All entries are to be given again verbatim.

[Records from a dataset]

_ _ _ _ _ _ _

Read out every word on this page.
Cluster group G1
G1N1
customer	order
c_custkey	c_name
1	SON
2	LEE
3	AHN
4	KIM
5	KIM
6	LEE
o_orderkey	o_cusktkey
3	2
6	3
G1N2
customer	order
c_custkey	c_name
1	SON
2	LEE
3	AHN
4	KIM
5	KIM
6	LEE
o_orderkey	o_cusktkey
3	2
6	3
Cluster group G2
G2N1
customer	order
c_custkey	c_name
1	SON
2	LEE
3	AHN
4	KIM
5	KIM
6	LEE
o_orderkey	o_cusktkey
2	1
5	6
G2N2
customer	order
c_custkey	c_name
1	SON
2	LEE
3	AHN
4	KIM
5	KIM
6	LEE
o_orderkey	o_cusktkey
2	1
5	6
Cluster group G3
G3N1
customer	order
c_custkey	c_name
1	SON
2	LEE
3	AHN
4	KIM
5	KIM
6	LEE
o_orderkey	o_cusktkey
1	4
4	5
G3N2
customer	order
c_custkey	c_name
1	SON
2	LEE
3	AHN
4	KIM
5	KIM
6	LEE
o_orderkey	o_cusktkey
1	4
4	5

_ _ _ _ _ _ _

_Expected output_
Read out every word on this page.
Cluster group G1
G1N1
customer	order
c_custkey	c_name
1	SON
2	LEE
3	AHN
4	KIM
5	KIM
6	LEE
o_orderkey	o_cusktkey
3	2
6	3
G1N2
customer	order
c_custkey	c_name
1	SON
2	LEE
3	AHN
4	KIM
5	KIM
6	LEE
o_orderkey	o_cusktkey
3	2
6	3
Cluster group G2
G2N1
customer	order
c_custkey	c_name
1	SON
2	LEE
3	AHN
4	KIM
5	KIM
6	LEE
o_orderkey	o_cusktkey
2	1
5	6
G2N2
customer	order
c_custkey	c_name
1	SON
2	LEE
3	AHN
4	KIM
5	KIM
6	LEE
o_orderkey	o_cusktkey
2	1
5	6
Cluster group G3
G3N1
customer	order
c_custkey	c_name
1	SON
2	LEE
3	AHN
4	KIM
5	KIM
6	LEE
o_orderkey	o_cusktkey
1	4
4	5
G3N2
customer	order
c_custkey	c_name
1	SON
2	LEE
3	AHN
4	KIM
5	KIM
6	LEE
o_orderkey	o_cusktkey
1	4
4	5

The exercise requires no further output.